■ **Instruction**
Pull each line containing "icon" out of the data and copy it.

(Stored data entries)
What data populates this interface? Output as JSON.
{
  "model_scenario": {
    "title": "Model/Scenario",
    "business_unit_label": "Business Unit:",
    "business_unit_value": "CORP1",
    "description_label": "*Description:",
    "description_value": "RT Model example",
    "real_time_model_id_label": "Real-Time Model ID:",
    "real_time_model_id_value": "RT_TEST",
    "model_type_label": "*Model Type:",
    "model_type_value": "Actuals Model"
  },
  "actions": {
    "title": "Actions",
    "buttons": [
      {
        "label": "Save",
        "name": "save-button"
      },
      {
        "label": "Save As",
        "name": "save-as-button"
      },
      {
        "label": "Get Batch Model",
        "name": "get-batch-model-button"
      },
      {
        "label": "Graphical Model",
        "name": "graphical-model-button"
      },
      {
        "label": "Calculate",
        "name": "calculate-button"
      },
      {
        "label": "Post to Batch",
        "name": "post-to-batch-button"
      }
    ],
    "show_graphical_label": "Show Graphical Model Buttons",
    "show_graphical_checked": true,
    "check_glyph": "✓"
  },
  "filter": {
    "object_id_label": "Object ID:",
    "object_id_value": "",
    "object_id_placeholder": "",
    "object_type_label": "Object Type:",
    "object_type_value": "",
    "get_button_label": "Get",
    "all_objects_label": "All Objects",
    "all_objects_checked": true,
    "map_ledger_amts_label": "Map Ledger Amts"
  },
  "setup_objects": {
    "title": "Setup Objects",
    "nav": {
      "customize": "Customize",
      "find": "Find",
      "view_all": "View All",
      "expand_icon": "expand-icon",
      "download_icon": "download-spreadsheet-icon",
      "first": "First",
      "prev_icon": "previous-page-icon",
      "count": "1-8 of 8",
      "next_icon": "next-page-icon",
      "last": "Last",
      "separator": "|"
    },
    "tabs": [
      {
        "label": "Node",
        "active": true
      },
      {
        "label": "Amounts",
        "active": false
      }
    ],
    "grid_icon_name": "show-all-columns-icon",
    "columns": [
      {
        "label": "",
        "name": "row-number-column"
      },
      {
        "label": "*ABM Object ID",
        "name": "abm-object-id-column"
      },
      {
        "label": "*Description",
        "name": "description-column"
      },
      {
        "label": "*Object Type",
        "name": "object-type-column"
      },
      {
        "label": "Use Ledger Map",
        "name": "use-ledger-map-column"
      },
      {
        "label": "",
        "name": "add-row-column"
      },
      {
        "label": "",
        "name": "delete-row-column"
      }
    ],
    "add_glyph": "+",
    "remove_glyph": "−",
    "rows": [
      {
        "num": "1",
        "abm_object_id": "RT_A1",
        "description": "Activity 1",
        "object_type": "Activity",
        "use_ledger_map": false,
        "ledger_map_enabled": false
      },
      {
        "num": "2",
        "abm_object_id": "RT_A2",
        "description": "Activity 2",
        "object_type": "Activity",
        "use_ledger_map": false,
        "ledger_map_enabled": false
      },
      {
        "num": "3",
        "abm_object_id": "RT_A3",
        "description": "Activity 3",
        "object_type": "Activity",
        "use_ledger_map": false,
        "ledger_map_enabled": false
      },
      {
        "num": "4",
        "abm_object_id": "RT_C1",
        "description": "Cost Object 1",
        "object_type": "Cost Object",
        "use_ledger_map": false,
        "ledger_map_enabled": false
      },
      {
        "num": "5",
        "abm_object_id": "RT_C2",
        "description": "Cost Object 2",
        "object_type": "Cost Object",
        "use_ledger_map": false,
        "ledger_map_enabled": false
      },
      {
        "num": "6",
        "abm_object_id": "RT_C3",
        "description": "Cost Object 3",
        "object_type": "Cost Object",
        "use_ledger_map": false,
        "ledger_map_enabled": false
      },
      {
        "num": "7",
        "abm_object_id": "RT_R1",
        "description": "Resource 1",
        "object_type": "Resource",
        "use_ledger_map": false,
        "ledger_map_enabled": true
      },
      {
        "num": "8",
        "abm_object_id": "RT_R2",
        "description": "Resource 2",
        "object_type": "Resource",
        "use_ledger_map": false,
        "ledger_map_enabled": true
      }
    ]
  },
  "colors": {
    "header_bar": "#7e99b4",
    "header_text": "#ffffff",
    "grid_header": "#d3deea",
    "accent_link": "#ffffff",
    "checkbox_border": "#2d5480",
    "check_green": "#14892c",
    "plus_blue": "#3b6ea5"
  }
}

■ **In response**
      "expand_icon": "expand-icon",
      "download_icon": "download-spreadsheet-icon",
      "prev_icon": "previous-page-icon",
      "next_icon": "next-page-icon",
    "grid_icon_name": "show-all-columns-icon",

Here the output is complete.